WHAT TO DO: From the listing that follows, output everything exactly except the pictures.
** start of ENTRIES SHOWN **
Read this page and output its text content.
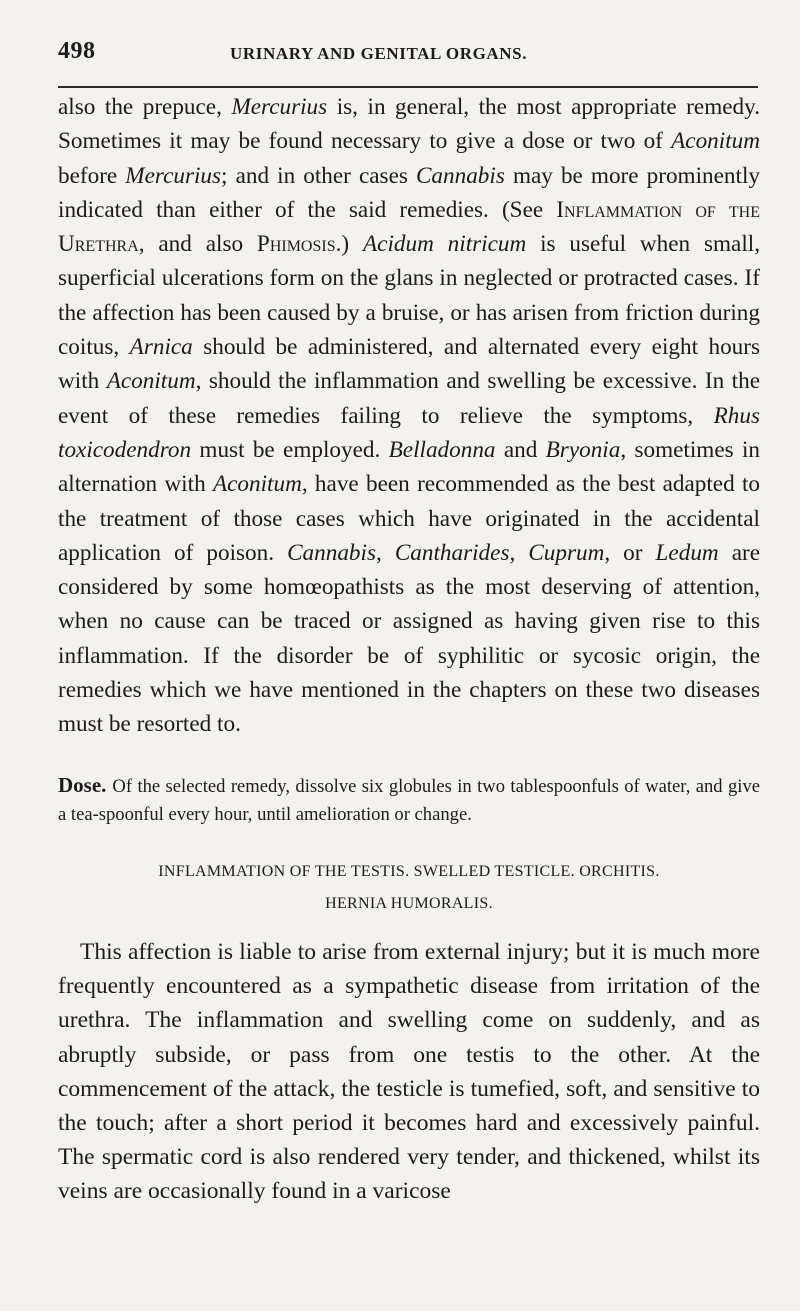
498	URINARY AND GENITAL ORGANS.

also the prepuce, Mercurius is, in general, the most appropriate remedy. Sometimes it may be found necessary to give a dose or two of Aconitum before Mercurius; and in other cases Cannabis may be more prominently indicated than either of the said remedies. (See Inflammation of the Urethra, and also Phimosis.) Acidum nitricum is useful when small, superficial ulcerations form on the glans in neglected or protracted cases. If the affection has been caused by a bruise, or has arisen from friction during coitus, Arnica should be administered, and alternated every eight hours with Aconitum, should the inflammation and swelling be excessive. In the event of these remedies failing to relieve the symptoms, Rhus toxicodendron must be employed. Belladonna and Bryonia, sometimes in alternation with Aconitum, have been recommended as the best adapted to the treatment of those cases which have originated in the accidental application of poison. Cannabis, Cantharides, Cuprum, or Ledum are considered by some homœopathists as the most deserving of attention, when no cause can be traced or assigned as having given rise to this inflammation. If the disorder be of syphilitic or sycosic origin, the remedies which we have mentioned in the chapters on these two diseases must be resorted to.

Dose. Of the selected remedy, dissolve six globules in two tablespoonfuls of water, and give a tea-spoonful every hour, until amelioration or change.
INFLAMMATION OF THE TESTIS. SWELLED TESTICLE. ORCHITIS.
HERNIA HUMORALIS.

This affection is liable to arise from external injury; but it is much more frequently encountered as a sympathetic disease from irritation of the urethra. The inflammation and swelling come on suddenly, and as abruptly subside, or pass from one testis to the other. At the commencement of the attack, the testicle is tumefied, soft, and sensitive to the touch; after a short period it becomes hard and excessively painful. The spermatic cord is also rendered very tender, and thickened, whilst its veins are occasionally found in a varicose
** end of ENTRIES SHOWN **
TASK RESPONSE:
Read this page and output its text content.
498	URINARY AND GENITAL ORGANS.

also the prepuce, Mercurius is, in general, the most appropriate remedy. Sometimes it may be found necessary to give a dose or two of Aconitum before Mercurius; and in other cases Cannabis may be more prominently indicated than either of the said remedies. (See Inflammation of the Urethra, and also Phimosis.) Acidum nitricum is useful when small, superficial ulcerations form on the glans in neglected or protracted cases. If the affection has been caused by a bruise, or has arisen from friction during coitus, Arnica should be administered, and alternated every eight hours with Aconitum, should the inflammation and swelling be excessive. In the event of these remedies failing to relieve the symptoms, Rhus toxicodendron must be employed. Belladonna and Bryonia, sometimes in alternation with Aconitum, have been recommended as the best adapted to the treatment of those cases which have originated in the accidental application of poison. Cannabis, Cantharides, Cuprum, or Ledum are considered by some homœopathists as the most deserving of attention, when no cause can be traced or assigned as having given rise to this inflammation. If the disorder be of syphilitic or sycosic origin, the remedies which we have mentioned in the chapters on these two diseases must be resorted to.

Dose. Of the selected remedy, dissolve six globules in two tablespoonfuls of water, and give a tea-spoonful every hour, until amelioration or change.
INFLAMMATION OF THE TESTIS. SWELLED TESTICLE. ORCHITIS.
HERNIA HUMORALIS.

This affection is liable to arise from external injury; but it is much more frequently encountered as a sympathetic disease from irritation of the urethra. The inflammation and swelling come on suddenly, and as abruptly subside, or pass from one testis to the other. At the commencement of the attack, the testicle is tumefied, soft, and sensitive to the touch; after a short period it becomes hard and excessively painful. The spermatic cord is also rendered very tender, and thickened, whilst its veins are occasionally found in a varicose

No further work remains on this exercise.